Copy out the complete listing, word for word.

==========

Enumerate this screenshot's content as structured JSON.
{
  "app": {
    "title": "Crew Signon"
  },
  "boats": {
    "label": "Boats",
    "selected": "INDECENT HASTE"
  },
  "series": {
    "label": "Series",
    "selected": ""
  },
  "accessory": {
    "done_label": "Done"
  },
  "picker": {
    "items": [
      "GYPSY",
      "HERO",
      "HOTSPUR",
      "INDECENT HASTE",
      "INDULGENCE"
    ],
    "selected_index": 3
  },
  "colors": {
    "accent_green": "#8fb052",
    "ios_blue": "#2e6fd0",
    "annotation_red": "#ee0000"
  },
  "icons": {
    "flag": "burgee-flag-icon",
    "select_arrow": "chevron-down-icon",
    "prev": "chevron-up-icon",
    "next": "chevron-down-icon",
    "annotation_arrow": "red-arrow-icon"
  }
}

==========

### Written solution
Enumerate this screenshot's content as structured JSON.
{
  "app": {
    "title": "Crew Signon"
  },
  "boats": {
    "label": "Boats",
    "selected": "INDECENT HASTE"
  },
  "series": {
    "label": "Series",
    "selected": ""
  },
  "accessory": {
    "done_label": "Done"
  },
  "picker": {
    "items": [
      "GYPSY",
      "HERO",
      "HOTSPUR",
      "INDECENT HASTE",
      "INDULGENCE"
    ],
    "selected_index": 3
  },
  "colors": {
    "accent_green": "#8fb052",
    "ios_blue": "#2e6fd0",
    "annotation_red": "#ee0000"
  },
  "icons": {
    "flag": "burgee-flag-icon",
    "select_arrow": "chevron-down-icon",
    "prev": "chevron-up-icon",
    "next": "chevron-down-icon",
    "annotation_arrow": "red-arrow-icon"
  }
}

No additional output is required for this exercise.